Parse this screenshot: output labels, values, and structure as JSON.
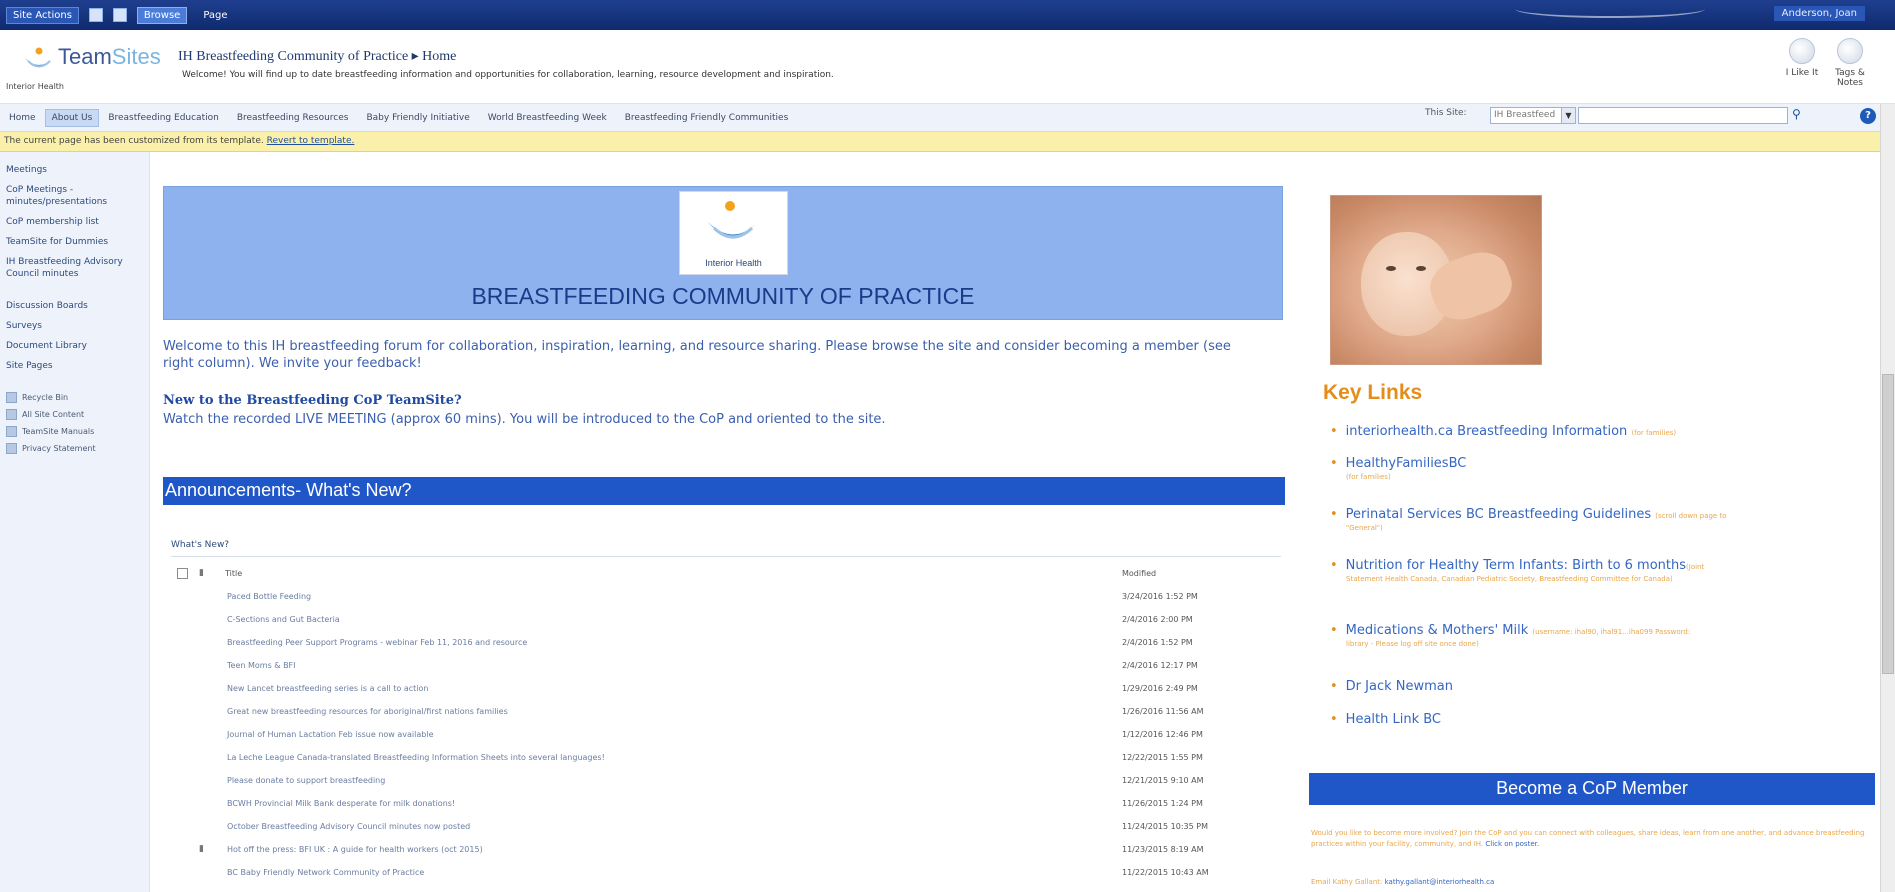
{
  "ribbon": {
    "site_actions": "Site Actions",
    "tabs": [
      "Browse",
      "Page"
    ],
    "user": "Anderson, Joan"
  },
  "header": {
    "brand_team": "Team",
    "brand_sites": "Sites",
    "org": "Interior Health",
    "breadcrumb": "IH Breastfeeding Community of Practice ▸ Home",
    "welcome": "Welcome! You will find up to date breastfeeding information and opportunities for collaboration, learning, resource development and inspiration.",
    "i_like_it": "I Like It",
    "tags_notes": "Tags & Notes"
  },
  "topnav": {
    "items": [
      "Home",
      "About Us",
      "Breastfeeding Education",
      "Breastfeeding Resources",
      "Baby Friendly Initiative",
      "World Breastfeeding Week",
      "Breastfeeding Friendly Communities"
    ],
    "selected_index": 1,
    "search_scope_label": "This Site:",
    "search_scope_value": "IH Breastfeed",
    "search_placeholder": ""
  },
  "status": {
    "message": "The current page has been customized from its template.",
    "link": "Revert to template."
  },
  "quicklaunch": {
    "group1": [
      "Meetings",
      "CoP Meetings - minutes/presentations",
      "CoP membership list",
      "TeamSite for Dummies",
      "IH Breastfeeding Advisory Council minutes"
    ],
    "group2": [
      "Discussion Boards",
      "Surveys",
      "Document Library",
      "Site Pages"
    ],
    "utilities": [
      {
        "label": "Recycle Bin",
        "icon": "recycle-bin-icon"
      },
      {
        "label": "All Site Content",
        "icon": "site-content-icon"
      },
      {
        "label": "TeamSite Manuals",
        "icon": "manual-icon"
      },
      {
        "label": "Privacy Statement",
        "icon": "privacy-icon"
      }
    ]
  },
  "main": {
    "logo_label": "Interior Health",
    "banner_title": "BREASTFEEDING COMMUNITY OF PRACTICE",
    "intro": "Welcome to this IH breastfeeding forum for collaboration, inspiration, learning, and resource sharing. Please browse the site and consider becoming a member (see right column). We invite your feedback!",
    "new_heading": "New to the Breastfeeding CoP TeamSite?",
    "new_body": "Watch the recorded LIVE MEETING (approx 60 mins). You will be introduced to the CoP and oriented to the site.",
    "announcements_title": "Announcements- What's New?",
    "whats_new_label": "What's New?",
    "columns": {
      "title": "Title",
      "modified": "Modified"
    },
    "announcements": [
      {
        "title": "Paced Bottle Feeding",
        "modified": "3/24/2016 1:52 PM"
      },
      {
        "title": "C-Sections and Gut Bacteria",
        "modified": "2/4/2016 2:00 PM"
      },
      {
        "title": "Breastfeeding Peer Support Programs - webinar Feb 11, 2016 and resource",
        "modified": "2/4/2016 1:52 PM"
      },
      {
        "title": "Teen Moms & BFI",
        "modified": "2/4/2016 12:17 PM"
      },
      {
        "title": "New Lancet breastfeeding series is a call to action",
        "modified": "1/29/2016 2:49 PM"
      },
      {
        "title": "Great new breastfeeding resources for aboriginal/first nations families",
        "modified": "1/26/2016 11:56 AM"
      },
      {
        "title": "Journal of Human Lactation Feb issue now available",
        "modified": "1/12/2016 12:46 PM"
      },
      {
        "title": "La Leche League Canada-translated Breastfeeding Information Sheets into several languages!",
        "modified": "12/22/2015 1:55 PM"
      },
      {
        "title": "Please donate to support breastfeeding",
        "modified": "12/21/2015 9:10 AM"
      },
      {
        "title": "BCWH Provincial Milk Bank desperate for milk donations!",
        "modified": "11/26/2015 1:24 PM"
      },
      {
        "title": "October Breastfeeding Advisory Council minutes now posted",
        "modified": "11/24/2015 10:35 PM"
      },
      {
        "title": "Hot off the press: BFI UK : A guide for health workers (oct 2015)",
        "modified": "11/23/2015 8:19 AM"
      },
      {
        "title": "BC Baby Friendly Network Community of Practice",
        "modified": "11/22/2015 10:43 AM"
      }
    ]
  },
  "right": {
    "key_links_title": "Key Links",
    "links": [
      {
        "label": "interiorhealth.ca Breastfeeding Information",
        "note": "(for families)",
        "sub": ""
      },
      {
        "label": "HealthyFamiliesBC",
        "note": "",
        "sub": "(for families)"
      },
      {
        "label": "Perinatal Services BC Breastfeeding Guidelines",
        "note": "(scroll down page to",
        "sub": "\"General\")"
      },
      {
        "label": "Nutrition for Healthy Term Infants: Birth to 6 months",
        "note": "(Joint",
        "sub": "Statement Health Canada, Canadian Pediatric Society, Breastfeeding Committee for Canada)"
      },
      {
        "label": "Medications & Mothers' Milk",
        "note": "(username: ihal90, ihal91...iha099 Password:",
        "sub": "library - Please log off site once done)"
      },
      {
        "label": "Dr Jack Newman",
        "note": "",
        "sub": ""
      },
      {
        "label": "Health Link BC",
        "note": "",
        "sub": ""
      }
    ],
    "cop_title": "Become a CoP Member",
    "cop_text": "Would you like to become more involved? Join the CoP and you can connect with colleagues, share ideas, learn from one another, and advance breastfeeding practices within your facility, community, and IH.",
    "cop_click": "Click on poster.",
    "cop_email_label": "Email Kathy Gallant:",
    "cop_email": "kathy.gallant@interiorhealth.ca"
  },
  "colors": {
    "ribbon": "#0f2a6e",
    "banner": "#8db2ee",
    "accent_blue": "#1f57c9",
    "key_links_orange": "#e58d1a",
    "status_yellow": "#fbf0a9"
  }
}
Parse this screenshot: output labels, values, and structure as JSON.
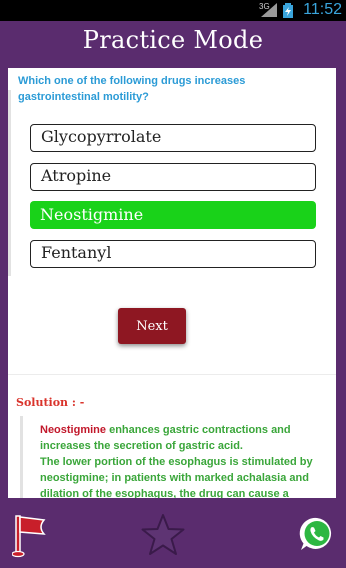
{
  "status_bar": {
    "network": "3G",
    "time": "11:52"
  },
  "header": {
    "title": "Practice Mode"
  },
  "question": {
    "text": "Which one of the following drugs increases gastrointestinal motility?"
  },
  "options": [
    {
      "label": "Glycopyrrolate",
      "selected": false
    },
    {
      "label": "Atropine",
      "selected": false
    },
    {
      "label": "Neostigmine",
      "selected": true
    },
    {
      "label": "Fentanyl",
      "selected": false
    }
  ],
  "next_label": "Next",
  "solution": {
    "title": "Solution : -",
    "drug": "Neostigmine",
    "line1_rest": " enhances gastric contractions and increases the secretion of gastric acid.",
    "line2": "The lower portion of the esophagus is stimulated by neostigmine; in patients with marked achalasia and dilation of the esophagus, the drug can cause a"
  },
  "bottom_bar": {
    "flag_icon": "flag-icon",
    "star_icon": "star-icon",
    "share_icon": "whatsapp-icon"
  },
  "colors": {
    "primary": "#5a2c6e",
    "question": "#2b9bd6",
    "selected_option": "#19d219",
    "next_button": "#8e1722",
    "solution_title": "#d9332b",
    "solution_text": "#3aa63a",
    "solution_drug": "#c2182b"
  }
}
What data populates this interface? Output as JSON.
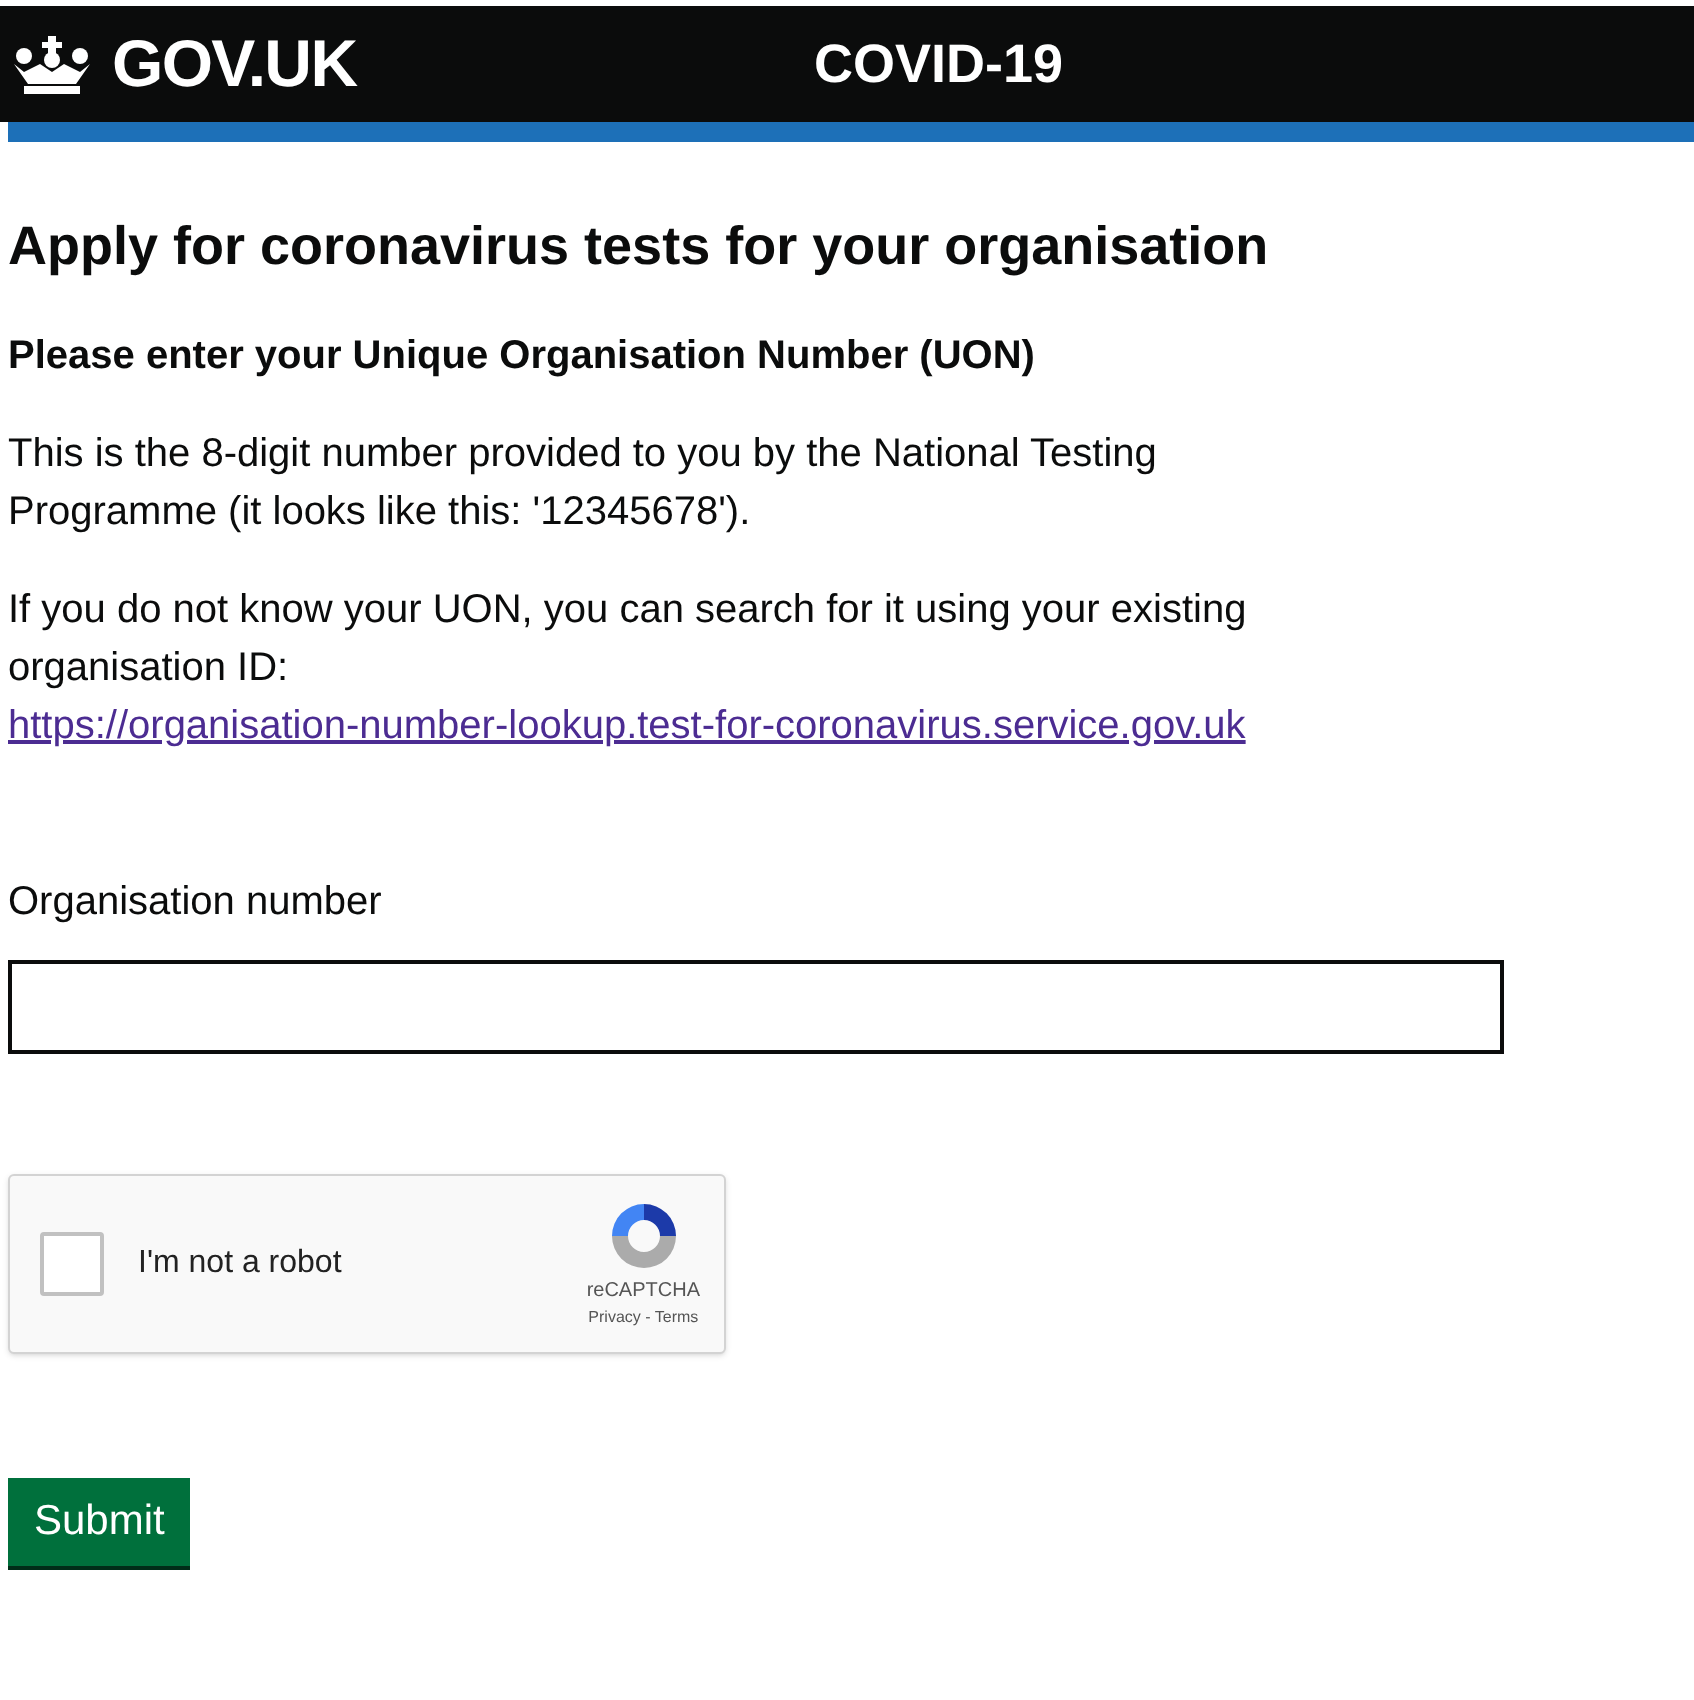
{
  "header": {
    "logo": "GOV.UK",
    "service": "COVID-19"
  },
  "title": "Apply for coronavirus tests for your organisation",
  "subtitle": "Please enter your Unique Organisation Number (UON)",
  "paragraphs": [
    {
      "text": "This is the 8-digit number provided to you by the National Testing Programme (it looks like this: '12345678')."
    },
    {
      "text": "If you do not know your UON, you can search for it using your existing organisation ID:",
      "link": "https://organisation-number-lookup.test-for-coronavirus.service.gov.uk"
    }
  ],
  "field": {
    "label": "Organisation number"
  },
  "captcha": {
    "label": "I'm not a robot",
    "checked": false,
    "brand": "reCAPTCHA",
    "links": "Privacy - Terms"
  },
  "submit": "Submit"
}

WHAT IS REQUIRED :: From the first line to the last, give the data again exactly, but without pictures.

WRITTEN ANSWER ::
Parse this screenshot: output labels, values, and structure as JSON.
{
  "ribbon": {
    "site_actions": "Site Actions",
    "tabs": [
      "Browse",
      "Page"
    ],
    "user": "Anderson, Joan"
  },
  "header": {
    "brand_team": "Team",
    "brand_sites": "Sites",
    "org": "Interior Health",
    "breadcrumb": "IH Breastfeeding Community of Practice ▸ Home",
    "welcome": "Welcome! You will find up to date breastfeeding information and opportunities for collaboration, learning, resource development and inspiration.",
    "i_like_it": "I Like It",
    "tags_notes": "Tags & Notes"
  },
  "topnav": {
    "items": [
      "Home",
      "About Us",
      "Breastfeeding Education",
      "Breastfeeding Resources",
      "Baby Friendly Initiative",
      "World Breastfeeding Week",
      "Breastfeeding Friendly Communities"
    ],
    "selected_index": 1,
    "search_scope_label": "This Site:",
    "search_scope_value": "IH Breastfeed",
    "search_placeholder": ""
  },
  "status": {
    "message": "The current page has been customized from its template.",
    "link": "Revert to template."
  },
  "quicklaunch": {
    "group1": [
      "Meetings",
      "CoP Meetings - minutes/presentations",
      "CoP membership list",
      "TeamSite for Dummies",
      "IH Breastfeeding Advisory Council minutes"
    ],
    "group2": [
      "Discussion Boards",
      "Surveys",
      "Document Library",
      "Site Pages"
    ],
    "utilities": [
      {
        "label": "Recycle Bin",
        "icon": "recycle-bin-icon"
      },
      {
        "label": "All Site Content",
        "icon": "site-content-icon"
      },
      {
        "label": "TeamSite Manuals",
        "icon": "manual-icon"
      },
      {
        "label": "Privacy Statement",
        "icon": "privacy-icon"
      }
    ]
  },
  "main": {
    "logo_label": "Interior Health",
    "banner_title": "BREASTFEEDING COMMUNITY OF PRACTICE",
    "intro": "Welcome to this IH breastfeeding forum for collaboration, inspiration, learning, and resource sharing. Please browse the site and consider becoming a member (see right column). We invite your feedback!",
    "new_heading": "New to the Breastfeeding CoP TeamSite?",
    "new_body": "Watch the recorded LIVE MEETING (approx 60 mins). You will be introduced to the CoP and oriented to the site.",
    "announcements_title": "Announcements- What's New?",
    "whats_new_label": "What's New?",
    "columns": {
      "title": "Title",
      "modified": "Modified"
    },
    "announcements": [
      {
        "title": "Paced Bottle Feeding",
        "modified": "3/24/2016 1:52 PM"
      },
      {
        "title": "C-Sections and Gut Bacteria",
        "modified": "2/4/2016 2:00 PM"
      },
      {
        "title": "Breastfeeding Peer Support Programs - webinar Feb 11, 2016 and resource",
        "modified": "2/4/2016 1:52 PM"
      },
      {
        "title": "Teen Moms & BFI",
        "modified": "2/4/2016 12:17 PM"
      },
      {
        "title": "New Lancet breastfeeding series is a call to action",
        "modified": "1/29/2016 2:49 PM"
      },
      {
        "title": "Great new breastfeeding resources for aboriginal/first nations families",
        "modified": "1/26/2016 11:56 AM"
      },
      {
        "title": "Journal of Human Lactation Feb issue now available",
        "modified": "1/12/2016 12:46 PM"
      },
      {
        "title": "La Leche League Canada-translated Breastfeeding Information Sheets into several languages!",
        "modified": "12/22/2015 1:55 PM"
      },
      {
        "title": "Please donate to support breastfeeding",
        "modified": "12/21/2015 9:10 AM"
      },
      {
        "title": "BCWH Provincial Milk Bank desperate for milk donations!",
        "modified": "11/26/2015 1:24 PM"
      },
      {
        "title": "October Breastfeeding Advisory Council minutes now posted",
        "modified": "11/24/2015 10:35 PM"
      },
      {
        "title": "Hot off the press: BFI UK : A guide for health workers (oct 2015)",
        "modified": "11/23/2015 8:19 AM"
      },
      {
        "title": "BC Baby Friendly Network Community of Practice",
        "modified": "11/22/2015 10:43 AM"
      }
    ]
  },
  "right": {
    "key_links_title": "Key Links",
    "links": [
      {
        "label": "interiorhealth.ca Breastfeeding Information",
        "note": "(for families)",
        "sub": ""
      },
      {
        "label": "HealthyFamiliesBC",
        "note": "",
        "sub": "(for families)"
      },
      {
        "label": "Perinatal Services BC Breastfeeding Guidelines",
        "note": "(scroll down page to",
        "sub": "\"General\")"
      },
      {
        "label": "Nutrition for Healthy Term Infants: Birth to 6 months",
        "note": "(Joint",
        "sub": "Statement Health Canada, Canadian Pediatric Society, Breastfeeding Committee for Canada)"
      },
      {
        "label": "Medications & Mothers' Milk",
        "note": "(username: ihal90, ihal91...iha099 Password:",
        "sub": "library - Please log off site once done)"
      },
      {
        "label": "Dr Jack Newman",
        "note": "",
        "sub": ""
      },
      {
        "label": "Health Link BC",
        "note": "",
        "sub": ""
      }
    ],
    "cop_title": "Become a CoP Member",
    "cop_text": "Would you like to become more involved? Join the CoP and you can connect with colleagues, share ideas, learn from one another, and advance breastfeeding practices within your facility, community, and IH.",
    "cop_click": "Click on poster.",
    "cop_email_label": "Email Kathy Gallant:",
    "cop_email": "kathy.gallant@interiorhealth.ca"
  },
  "colors": {
    "ribbon": "#0f2a6e",
    "banner": "#8db2ee",
    "accent_blue": "#1f57c9",
    "key_links_orange": "#e58d1a",
    "status_yellow": "#fbf0a9"
  }
}
Parse this screenshot: output labels, values, and structure as JSON.
{
  "status_bar": {
    "network": "3G",
    "time": "11:52"
  },
  "header": {
    "title": "Practice Mode"
  },
  "question": {
    "text": "Which one of the following drugs increases gastrointestinal motility?"
  },
  "options": [
    {
      "label": "Glycopyrrolate",
      "selected": false
    },
    {
      "label": "Atropine",
      "selected": false
    },
    {
      "label": "Neostigmine",
      "selected": true
    },
    {
      "label": "Fentanyl",
      "selected": false
    }
  ],
  "next_label": "Next",
  "solution": {
    "title": "Solution : -",
    "drug": "Neostigmine",
    "line1_rest": " enhances gastric contractions and increases the secretion of gastric acid.",
    "line2": "The lower portion of the esophagus is stimulated by neostigmine; in patients with marked achalasia and dilation of the esophagus, the drug can cause a"
  },
  "bottom_bar": {
    "flag_icon": "flag-icon",
    "star_icon": "star-icon",
    "share_icon": "whatsapp-icon"
  },
  "colors": {
    "primary": "#5a2c6e",
    "question": "#2b9bd6",
    "selected_option": "#19d219",
    "next_button": "#8e1722",
    "solution_title": "#d9332b",
    "solution_text": "#3aa63a",
    "solution_drug": "#c2182b"
  }
}
What data populates this interface? Output as JSON.
{
  "header": {
    "logo": "GOV.UK",
    "service": "COVID-19"
  },
  "title": "Apply for coronavirus tests for your organisation",
  "subtitle": "Please enter your Unique Organisation Number (UON)",
  "paragraphs": [
    {
      "text": "This is the 8-digit number provided to you by the National Testing Programme (it looks like this: '12345678')."
    },
    {
      "text": "If you do not know your UON, you can search for it using your existing organisation ID:",
      "link": "https://organisation-number-lookup.test-for-coronavirus.service.gov.uk"
    }
  ],
  "field": {
    "label": "Organisation number"
  },
  "captcha": {
    "label": "I'm not a robot",
    "checked": false,
    "brand": "reCAPTCHA",
    "links": "Privacy - Terms"
  },
  "submit": "Submit"
}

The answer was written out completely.